═══ Entries supplied

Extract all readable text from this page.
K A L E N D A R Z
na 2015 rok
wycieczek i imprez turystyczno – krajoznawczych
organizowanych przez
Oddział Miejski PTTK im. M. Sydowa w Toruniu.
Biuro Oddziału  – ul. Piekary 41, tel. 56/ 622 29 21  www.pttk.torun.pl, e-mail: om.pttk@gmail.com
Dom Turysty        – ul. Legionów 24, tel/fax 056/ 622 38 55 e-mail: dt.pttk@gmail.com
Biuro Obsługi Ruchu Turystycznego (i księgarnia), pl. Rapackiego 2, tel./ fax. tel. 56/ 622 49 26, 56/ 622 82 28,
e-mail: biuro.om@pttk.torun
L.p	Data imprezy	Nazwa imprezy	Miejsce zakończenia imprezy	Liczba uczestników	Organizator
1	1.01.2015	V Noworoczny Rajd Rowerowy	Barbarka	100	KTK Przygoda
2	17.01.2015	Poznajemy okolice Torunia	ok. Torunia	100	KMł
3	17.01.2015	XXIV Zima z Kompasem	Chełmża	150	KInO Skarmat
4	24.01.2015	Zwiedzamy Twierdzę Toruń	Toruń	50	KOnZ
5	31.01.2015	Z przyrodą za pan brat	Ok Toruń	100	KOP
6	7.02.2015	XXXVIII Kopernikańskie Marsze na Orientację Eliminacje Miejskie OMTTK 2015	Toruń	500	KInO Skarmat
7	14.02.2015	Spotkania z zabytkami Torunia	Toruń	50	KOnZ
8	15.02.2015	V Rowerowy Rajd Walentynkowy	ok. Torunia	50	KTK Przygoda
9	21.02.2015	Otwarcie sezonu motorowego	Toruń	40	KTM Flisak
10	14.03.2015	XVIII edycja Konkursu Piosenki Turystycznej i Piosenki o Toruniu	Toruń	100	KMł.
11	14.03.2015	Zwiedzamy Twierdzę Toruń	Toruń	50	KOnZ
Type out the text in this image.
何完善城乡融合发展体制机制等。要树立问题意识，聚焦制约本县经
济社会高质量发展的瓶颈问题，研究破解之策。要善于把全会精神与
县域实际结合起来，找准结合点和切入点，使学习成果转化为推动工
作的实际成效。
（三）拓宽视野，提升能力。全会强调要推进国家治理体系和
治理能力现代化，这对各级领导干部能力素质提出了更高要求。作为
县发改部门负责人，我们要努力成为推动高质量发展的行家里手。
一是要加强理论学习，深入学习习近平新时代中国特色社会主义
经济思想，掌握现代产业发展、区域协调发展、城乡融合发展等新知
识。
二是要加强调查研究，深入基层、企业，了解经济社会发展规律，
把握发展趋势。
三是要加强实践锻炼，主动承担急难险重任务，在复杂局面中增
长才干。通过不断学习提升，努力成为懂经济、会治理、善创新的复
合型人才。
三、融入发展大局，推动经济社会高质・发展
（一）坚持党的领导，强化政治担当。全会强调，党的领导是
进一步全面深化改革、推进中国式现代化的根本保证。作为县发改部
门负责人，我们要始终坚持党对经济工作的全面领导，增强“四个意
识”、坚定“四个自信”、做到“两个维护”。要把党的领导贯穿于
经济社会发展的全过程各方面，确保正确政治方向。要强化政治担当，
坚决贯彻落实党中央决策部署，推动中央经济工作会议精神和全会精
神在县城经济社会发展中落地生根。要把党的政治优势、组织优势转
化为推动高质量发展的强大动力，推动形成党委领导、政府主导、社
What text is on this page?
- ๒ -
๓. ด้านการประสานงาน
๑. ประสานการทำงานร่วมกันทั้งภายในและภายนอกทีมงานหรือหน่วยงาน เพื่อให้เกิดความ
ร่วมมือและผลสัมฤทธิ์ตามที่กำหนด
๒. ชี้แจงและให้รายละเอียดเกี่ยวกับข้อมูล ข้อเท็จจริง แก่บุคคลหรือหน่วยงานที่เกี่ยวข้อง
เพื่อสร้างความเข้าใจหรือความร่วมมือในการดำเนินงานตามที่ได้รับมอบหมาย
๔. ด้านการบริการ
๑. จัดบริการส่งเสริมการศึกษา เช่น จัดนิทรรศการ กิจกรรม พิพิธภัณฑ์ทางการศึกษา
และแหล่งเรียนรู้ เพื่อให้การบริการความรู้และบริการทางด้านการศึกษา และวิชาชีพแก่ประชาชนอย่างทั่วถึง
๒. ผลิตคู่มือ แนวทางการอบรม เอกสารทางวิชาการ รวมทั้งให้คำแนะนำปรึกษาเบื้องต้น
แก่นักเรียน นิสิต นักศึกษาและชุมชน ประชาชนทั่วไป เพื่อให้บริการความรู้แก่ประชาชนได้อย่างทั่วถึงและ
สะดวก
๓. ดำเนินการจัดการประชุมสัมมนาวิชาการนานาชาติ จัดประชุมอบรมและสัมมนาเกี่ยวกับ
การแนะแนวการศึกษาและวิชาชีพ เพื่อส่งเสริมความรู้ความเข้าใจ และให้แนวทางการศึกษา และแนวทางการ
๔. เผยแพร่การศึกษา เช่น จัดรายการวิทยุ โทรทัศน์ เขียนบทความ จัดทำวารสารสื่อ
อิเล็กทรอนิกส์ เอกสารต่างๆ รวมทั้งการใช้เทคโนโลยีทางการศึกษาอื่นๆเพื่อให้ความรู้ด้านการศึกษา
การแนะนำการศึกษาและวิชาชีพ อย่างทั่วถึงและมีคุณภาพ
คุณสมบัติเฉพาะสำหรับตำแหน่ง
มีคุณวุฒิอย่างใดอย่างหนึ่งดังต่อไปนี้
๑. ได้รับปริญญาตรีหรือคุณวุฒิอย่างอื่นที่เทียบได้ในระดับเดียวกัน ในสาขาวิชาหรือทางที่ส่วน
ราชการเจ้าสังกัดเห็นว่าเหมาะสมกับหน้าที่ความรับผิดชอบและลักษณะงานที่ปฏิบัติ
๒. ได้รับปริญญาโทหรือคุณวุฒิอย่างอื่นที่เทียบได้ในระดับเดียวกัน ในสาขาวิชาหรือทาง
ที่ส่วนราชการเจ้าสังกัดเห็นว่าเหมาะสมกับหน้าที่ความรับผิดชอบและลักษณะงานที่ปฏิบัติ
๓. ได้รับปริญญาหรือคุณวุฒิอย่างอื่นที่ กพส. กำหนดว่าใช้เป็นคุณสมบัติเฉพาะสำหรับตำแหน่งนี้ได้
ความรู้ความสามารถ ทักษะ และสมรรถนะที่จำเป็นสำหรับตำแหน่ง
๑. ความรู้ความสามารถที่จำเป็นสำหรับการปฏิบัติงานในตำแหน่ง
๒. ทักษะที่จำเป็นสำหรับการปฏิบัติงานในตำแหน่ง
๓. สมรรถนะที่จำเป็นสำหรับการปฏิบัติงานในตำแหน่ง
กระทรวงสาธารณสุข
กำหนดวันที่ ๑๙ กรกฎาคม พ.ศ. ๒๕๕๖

══════

▶ _Request_
Write the material out again word for word.

▶ _Task response_
Extract all readable text from this page.
K A L E N D A R Z
na 2015 rok
wycieczek i imprez turystyczno – krajoznawczych
organizowanych przez
Oddział Miejski PTTK im. M. Sydowa w Toruniu.
Biuro Oddziału  – ul. Piekary 41, tel. 56/ 622 29 21  www.pttk.torun.pl, e-mail: om.pttk@gmail.com
Dom Turysty        – ul. Legionów 24, tel/fax 056/ 622 38 55 e-mail: dt.pttk@gmail.com
Biuro Obsługi Ruchu Turystycznego (i księgarnia), pl. Rapackiego 2, tel./ fax. tel. 56/ 622 49 26, 56/ 622 82 28,
e-mail: biuro.om@pttk.torun
L.p	Data imprezy	Nazwa imprezy	Miejsce zakończenia imprezy	Liczba uczestników	Organizator
1	1.01.2015	V Noworoczny Rajd Rowerowy	Barbarka	100	KTK Przygoda
2	17.01.2015	Poznajemy okolice Torunia	ok. Torunia	100	KMł
3	17.01.2015	XXIV Zima z Kompasem	Chełmża	150	KInO Skarmat
4	24.01.2015	Zwiedzamy Twierdzę Toruń	Toruń	50	KOnZ
5	31.01.2015	Z przyrodą za pan brat	Ok Toruń	100	KOP
6	7.02.2015	XXXVIII Kopernikańskie Marsze na Orientację Eliminacje Miejskie OMTTK 2015	Toruń	500	KInO Skarmat
7	14.02.2015	Spotkania z zabytkami Torunia	Toruń	50	KOnZ
8	15.02.2015	V Rowerowy Rajd Walentynkowy	ok. Torunia	50	KTK Przygoda
9	21.02.2015	Otwarcie sezonu motorowego	Toruń	40	KTM Flisak
10	14.03.2015	XVIII edycja Konkursu Piosenki Turystycznej i Piosenki o Toruniu	Toruń	100	KMł.
11	14.03.2015	Zwiedzamy Twierdzę Toruń	Toruń	50	KOnZ
Type out the text in this image.
何完善城乡融合发展体制机制等。要树立问题意识，聚焦制约本县经
济社会高质量发展的瓶颈问题，研究破解之策。要善于把全会精神与
县域实际结合起来，找准结合点和切入点，使学习成果转化为推动工
作的实际成效。
（三）拓宽视野，提升能力。全会强调要推进国家治理体系和
治理能力现代化，这对各级领导干部能力素质提出了更高要求。作为
县发改部门负责人，我们要努力成为推动高质量发展的行家里手。
一是要加强理论学习，深入学习习近平新时代中国特色社会主义
经济思想，掌握现代产业发展、区域协调发展、城乡融合发展等新知
识。
二是要加强调查研究，深入基层、企业，了解经济社会发展规律，
把握发展趋势。
三是要加强实践锻炼，主动承担急难险重任务，在复杂局面中增
长才干。通过不断学习提升，努力成为懂经济、会治理、善创新的复
合型人才。
三、融入发展大局，推动经济社会高质・发展
（一）坚持党的领导，强化政治担当。全会强调，党的领导是
进一步全面深化改革、推进中国式现代化的根本保证。作为县发改部
门负责人，我们要始终坚持党对经济工作的全面领导，增强“四个意
识”、坚定“四个自信”、做到“两个维护”。要把党的领导贯穿于
经济社会发展的全过程各方面，确保正确政治方向。要强化政治担当，
坚决贯彻落实党中央决策部署，推动中央经济工作会议精神和全会精
神在县城经济社会发展中落地生根。要把党的政治优势、组织优势转
化为推动高质量发展的强大动力，推动形成党委领导、政府主导、社
What text is on this page?
- ๒ -
๓. ด้านการประสานงาน
๑. ประสานการทำงานร่วมกันทั้งภายในและภายนอกทีมงานหรือหน่วยงาน เพื่อให้เกิดความ
ร่วมมือและผลสัมฤทธิ์ตามที่กำหนด
๒. ชี้แจงและให้รายละเอียดเกี่ยวกับข้อมูล ข้อเท็จจริง แก่บุคคลหรือหน่วยงานที่เกี่ยวข้อง
เพื่อสร้างความเข้าใจหรือความร่วมมือในการดำเนินงานตามที่ได้รับมอบหมาย
๔. ด้านการบริการ
๑. จัดบริการส่งเสริมการศึกษา เช่น จัดนิทรรศการ กิจกรรม พิพิธภัณฑ์ทางการศึกษา
และแหล่งเรียนรู้ เพื่อให้การบริการความรู้และบริการทางด้านการศึกษา และวิชาชีพแก่ประชาชนอย่างทั่วถึง
๒. ผลิตคู่มือ แนวทางการอบรม เอกสารทางวิชาการ รวมทั้งให้คำแนะนำปรึกษาเบื้องต้น
แก่นักเรียน นิสิต นักศึกษาและชุมชน ประชาชนทั่วไป เพื่อให้บริการความรู้แก่ประชาชนได้อย่างทั่วถึงและ
สะดวก
๓. ดำเนินการจัดการประชุมสัมมนาวิชาการนานาชาติ จัดประชุมอบรมและสัมมนาเกี่ยวกับ
การแนะแนวการศึกษาและวิชาชีพ เพื่อส่งเสริมความรู้ความเข้าใจ และให้แนวทางการศึกษา และแนวทางการ
๔. เผยแพร่การศึกษา เช่น จัดรายการวิทยุ โทรทัศน์ เขียนบทความ จัดทำวารสารสื่อ
อิเล็กทรอนิกส์ เอกสารต่างๆ รวมทั้งการใช้เทคโนโลยีทางการศึกษาอื่นๆเพื่อให้ความรู้ด้านการศึกษา
การแนะนำการศึกษาและวิชาชีพ อย่างทั่วถึงและมีคุณภาพ
คุณสมบัติเฉพาะสำหรับตำแหน่ง
มีคุณวุฒิอย่างใดอย่างหนึ่งดังต่อไปนี้
๑. ได้รับปริญญาตรีหรือคุณวุฒิอย่างอื่นที่เทียบได้ในระดับเดียวกัน ในสาขาวิชาหรือทางที่ส่วน
ราชการเจ้าสังกัดเห็นว่าเหมาะสมกับหน้าที่ความรับผิดชอบและลักษณะงานที่ปฏิบัติ
๒. ได้รับปริญญาโทหรือคุณวุฒิอย่างอื่นที่เทียบได้ในระดับเดียวกัน ในสาขาวิชาหรือทาง
ที่ส่วนราชการเจ้าสังกัดเห็นว่าเหมาะสมกับหน้าที่ความรับผิดชอบและลักษณะงานที่ปฏิบัติ
๓. ได้รับปริญญาหรือคุณวุฒิอย่างอื่นที่ กพส. กำหนดว่าใช้เป็นคุณสมบัติเฉพาะสำหรับตำแหน่งนี้ได้
ความรู้ความสามารถ ทักษะ และสมรรถนะที่จำเป็นสำหรับตำแหน่ง
๑. ความรู้ความสามารถที่จำเป็นสำหรับการปฏิบัติงานในตำแหน่ง
๒. ทักษะที่จำเป็นสำหรับการปฏิบัติงานในตำแหน่ง
๓. สมรรถนะที่จำเป็นสำหรับการปฏิบัติงานในตำแหน่ง
กระทรวงสาธารณสุข
กำหนดวันที่ ๑๙ กรกฎาคม พ.ศ. ๒๕๕๖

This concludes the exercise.